All entries are to be quoted exactly; the images stay out of the copy.
— start Exercise material —
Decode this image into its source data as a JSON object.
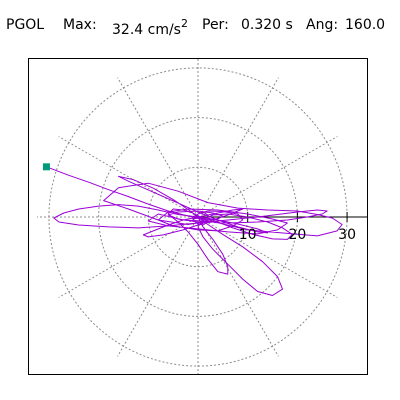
{
  "header": {
    "station": "PGOL",
    "max_label": "Max:",
    "max_value": "32.4 cm/s",
    "max_exp": "2",
    "per_label": "Per:",
    "per_value": "0.320 s",
    "ang_label": "Ang:",
    "ang_value": "160.0"
  },
  "chart_data": {
    "type": "scatter",
    "title": "",
    "xlabel": "",
    "ylabel": "",
    "rlim": [
      0,
      32.4
    ],
    "grid": true,
    "ring_values": [
      10,
      20,
      30
    ],
    "tick_labels": [
      "10",
      "20",
      "30"
    ],
    "spoke_angles_deg": [
      0,
      30,
      60,
      90,
      120,
      150,
      180,
      210,
      240,
      270,
      300,
      330
    ],
    "marker": {
      "type": "square",
      "color": "#009a7a",
      "x": -30.5,
      "y": 10.1
    },
    "line_color": "#9b00d6",
    "grid_color": "#8c8c8c",
    "series": [
      {
        "x": [
          -30.5,
          -26,
          -22,
          -18,
          -14,
          -10,
          -6,
          -2,
          0.5,
          1.5,
          -2,
          -8,
          -14,
          -19,
          -16,
          -10,
          -4,
          2,
          8,
          14,
          20,
          24,
          27,
          29,
          28,
          24,
          18,
          10,
          3,
          -3,
          -8,
          -10,
          -6,
          0,
          6,
          12,
          16,
          18,
          15,
          10,
          4,
          -2,
          -6,
          -8,
          -5,
          0,
          4,
          7,
          9,
          8,
          5,
          2,
          0,
          -1,
          0,
          1,
          2,
          2,
          1,
          0,
          -1,
          -1,
          0,
          1
        ],
        "y": [
          10.1,
          8.4,
          7.0,
          5.5,
          4.1,
          2.6,
          1.2,
          0.2,
          -0.4,
          -0.9,
          -1.5,
          -0.6,
          1.6,
          3.3,
          5.9,
          6.8,
          5.2,
          2.9,
          1.8,
          1.4,
          1.2,
          0.5,
          -0.2,
          -1.5,
          -2.8,
          -3.8,
          -3.3,
          -2.6,
          -0.9,
          -0.6,
          0.6,
          -0.8,
          -1.8,
          -2.4,
          -3.0,
          -3.4,
          -2.6,
          -1.2,
          -0.4,
          0.6,
          1.4,
          1.6,
          1.0,
          -0.6,
          -1.8,
          -2.6,
          -2.8,
          -1.8,
          -0.6,
          0.6,
          1.1,
          1.2,
          0.6,
          -0.6,
          -1.4,
          -1.6,
          -1.0,
          0.4,
          1.0,
          0.6,
          0.0,
          -0.4,
          -0.2,
          0.0
        ]
      },
      {
        "x": [
          0,
          -4,
          -8,
          -12,
          -16,
          -20,
          -24,
          -27,
          -29,
          -28,
          -24,
          -18,
          -12,
          -6,
          0,
          6,
          12,
          16,
          20,
          24,
          26,
          25,
          22,
          18,
          12,
          6,
          0,
          -4,
          -6,
          -4,
          0,
          3,
          5,
          4,
          2,
          0
        ],
        "y": [
          0,
          0.5,
          1.4,
          2.2,
          2.5,
          2.2,
          1.6,
          0.8,
          -0.2,
          -1.0,
          -1.6,
          -2.0,
          -2.2,
          -1.8,
          -1.2,
          -0.6,
          0.0,
          0.5,
          1.0,
          1.4,
          1.2,
          0.6,
          0.0,
          -0.6,
          -1.0,
          -1.2,
          -1.0,
          -0.4,
          0.4,
          1.0,
          1.2,
          0.8,
          0.2,
          -0.4,
          -0.6,
          0.0
        ]
      },
      {
        "x": [
          0,
          2,
          5,
          9,
          13,
          16,
          17,
          15,
          12,
          9,
          6,
          3,
          1,
          0,
          1,
          3,
          6,
          10,
          14,
          17,
          19,
          18,
          15,
          11,
          7,
          4,
          2,
          0
        ],
        "y": [
          0,
          -1.5,
          -3.5,
          -6.0,
          -9.0,
          -12.0,
          -14.5,
          -15.8,
          -15.0,
          -12.5,
          -9.5,
          -6.5,
          -4.0,
          -2.0,
          -0.5,
          0.4,
          0.6,
          0.0,
          -1.0,
          -2.2,
          -3.5,
          -4.5,
          -4.4,
          -3.5,
          -2.2,
          -1.0,
          -0.3,
          0.0
        ]
      },
      {
        "x": [
          0,
          -2,
          -5,
          -9,
          -13,
          -16,
          -14,
          -9,
          -4,
          0,
          4,
          8,
          12,
          14,
          12,
          8,
          4,
          1,
          0
        ],
        "y": [
          0,
          1.5,
          3.5,
          5.8,
          7.5,
          8.2,
          7.2,
          5.0,
          2.8,
          1.0,
          -0.6,
          -2.0,
          -3.0,
          -3.2,
          -2.4,
          -1.4,
          -0.6,
          -0.1,
          0.0
        ]
      },
      {
        "x": [
          0,
          1,
          3,
          5,
          6,
          6,
          4,
          2,
          0,
          -2,
          -4,
          -6,
          -5,
          -3,
          -1,
          0,
          1,
          2,
          1,
          0
        ],
        "y": [
          0,
          -2,
          -4.5,
          -7.5,
          -10.0,
          -11.5,
          -11.0,
          -8.5,
          -5.5,
          -3.0,
          -1.0,
          0.6,
          1.6,
          1.4,
          0.8,
          0.2,
          -0.4,
          -0.8,
          -0.4,
          0.0
        ]
      },
      {
        "x": [
          0,
          -3,
          -6,
          -9,
          -11,
          -10,
          -7,
          -3,
          0,
          3,
          6,
          8,
          9,
          7,
          4,
          1,
          0
        ],
        "y": [
          0,
          -0.6,
          -1.6,
          -2.8,
          -3.6,
          -4.0,
          -3.6,
          -2.6,
          -1.6,
          -0.6,
          0.4,
          1.2,
          1.6,
          1.4,
          0.8,
          0.2,
          0.0
        ]
      }
    ]
  }
}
— end Exercise material —
Solution to this task:
Decode this image into its source data as a JSON object.
{
  "header": {
    "station": "PGOL",
    "max_label": "Max:",
    "max_value": "32.4 cm/s",
    "max_exp": "2",
    "per_label": "Per:",
    "per_value": "0.320 s",
    "ang_label": "Ang:",
    "ang_value": "160.0"
  },
  "chart_data": {
    "type": "scatter",
    "title": "",
    "xlabel": "",
    "ylabel": "",
    "rlim": [
      0,
      32.4
    ],
    "grid": true,
    "ring_values": [
      10,
      20,
      30
    ],
    "tick_labels": [
      "10",
      "20",
      "30"
    ],
    "spoke_angles_deg": [
      0,
      30,
      60,
      90,
      120,
      150,
      180,
      210,
      240,
      270,
      300,
      330
    ],
    "marker": {
      "type": "square",
      "color": "#009a7a",
      "x": -30.5,
      "y": 10.1
    },
    "line_color": "#9b00d6",
    "grid_color": "#8c8c8c",
    "series": [
      {
        "x": [
          -30.5,
          -26,
          -22,
          -18,
          -14,
          -10,
          -6,
          -2,
          0.5,
          1.5,
          -2,
          -8,
          -14,
          -19,
          -16,
          -10,
          -4,
          2,
          8,
          14,
          20,
          24,
          27,
          29,
          28,
          24,
          18,
          10,
          3,
          -3,
          -8,
          -10,
          -6,
          0,
          6,
          12,
          16,
          18,
          15,
          10,
          4,
          -2,
          -6,
          -8,
          -5,
          0,
          4,
          7,
          9,
          8,
          5,
          2,
          0,
          -1,
          0,
          1,
          2,
          2,
          1,
          0,
          -1,
          -1,
          0,
          1
        ],
        "y": [
          10.1,
          8.4,
          7.0,
          5.5,
          4.1,
          2.6,
          1.2,
          0.2,
          -0.4,
          -0.9,
          -1.5,
          -0.6,
          1.6,
          3.3,
          5.9,
          6.8,
          5.2,
          2.9,
          1.8,
          1.4,
          1.2,
          0.5,
          -0.2,
          -1.5,
          -2.8,
          -3.8,
          -3.3,
          -2.6,
          -0.9,
          -0.6,
          0.6,
          -0.8,
          -1.8,
          -2.4,
          -3.0,
          -3.4,
          -2.6,
          -1.2,
          -0.4,
          0.6,
          1.4,
          1.6,
          1.0,
          -0.6,
          -1.8,
          -2.6,
          -2.8,
          -1.8,
          -0.6,
          0.6,
          1.1,
          1.2,
          0.6,
          -0.6,
          -1.4,
          -1.6,
          -1.0,
          0.4,
          1.0,
          0.6,
          0.0,
          -0.4,
          -0.2,
          0.0
        ]
      },
      {
        "x": [
          0,
          -4,
          -8,
          -12,
          -16,
          -20,
          -24,
          -27,
          -29,
          -28,
          -24,
          -18,
          -12,
          -6,
          0,
          6,
          12,
          16,
          20,
          24,
          26,
          25,
          22,
          18,
          12,
          6,
          0,
          -4,
          -6,
          -4,
          0,
          3,
          5,
          4,
          2,
          0
        ],
        "y": [
          0,
          0.5,
          1.4,
          2.2,
          2.5,
          2.2,
          1.6,
          0.8,
          -0.2,
          -1.0,
          -1.6,
          -2.0,
          -2.2,
          -1.8,
          -1.2,
          -0.6,
          0.0,
          0.5,
          1.0,
          1.4,
          1.2,
          0.6,
          0.0,
          -0.6,
          -1.0,
          -1.2,
          -1.0,
          -0.4,
          0.4,
          1.0,
          1.2,
          0.8,
          0.2,
          -0.4,
          -0.6,
          0.0
        ]
      },
      {
        "x": [
          0,
          2,
          5,
          9,
          13,
          16,
          17,
          15,
          12,
          9,
          6,
          3,
          1,
          0,
          1,
          3,
          6,
          10,
          14,
          17,
          19,
          18,
          15,
          11,
          7,
          4,
          2,
          0
        ],
        "y": [
          0,
          -1.5,
          -3.5,
          -6.0,
          -9.0,
          -12.0,
          -14.5,
          -15.8,
          -15.0,
          -12.5,
          -9.5,
          -6.5,
          -4.0,
          -2.0,
          -0.5,
          0.4,
          0.6,
          0.0,
          -1.0,
          -2.2,
          -3.5,
          -4.5,
          -4.4,
          -3.5,
          -2.2,
          -1.0,
          -0.3,
          0.0
        ]
      },
      {
        "x": [
          0,
          -2,
          -5,
          -9,
          -13,
          -16,
          -14,
          -9,
          -4,
          0,
          4,
          8,
          12,
          14,
          12,
          8,
          4,
          1,
          0
        ],
        "y": [
          0,
          1.5,
          3.5,
          5.8,
          7.5,
          8.2,
          7.2,
          5.0,
          2.8,
          1.0,
          -0.6,
          -2.0,
          -3.0,
          -3.2,
          -2.4,
          -1.4,
          -0.6,
          -0.1,
          0.0
        ]
      },
      {
        "x": [
          0,
          1,
          3,
          5,
          6,
          6,
          4,
          2,
          0,
          -2,
          -4,
          -6,
          -5,
          -3,
          -1,
          0,
          1,
          2,
          1,
          0
        ],
        "y": [
          0,
          -2,
          -4.5,
          -7.5,
          -10.0,
          -11.5,
          -11.0,
          -8.5,
          -5.5,
          -3.0,
          -1.0,
          0.6,
          1.6,
          1.4,
          0.8,
          0.2,
          -0.4,
          -0.8,
          -0.4,
          0.0
        ]
      },
      {
        "x": [
          0,
          -3,
          -6,
          -9,
          -11,
          -10,
          -7,
          -3,
          0,
          3,
          6,
          8,
          9,
          7,
          4,
          1,
          0
        ],
        "y": [
          0,
          -0.6,
          -1.6,
          -2.8,
          -3.6,
          -4.0,
          -3.6,
          -2.6,
          -1.6,
          -0.6,
          0.4,
          1.2,
          1.6,
          1.4,
          0.8,
          0.2,
          0.0
        ]
      }
    ]
  }
}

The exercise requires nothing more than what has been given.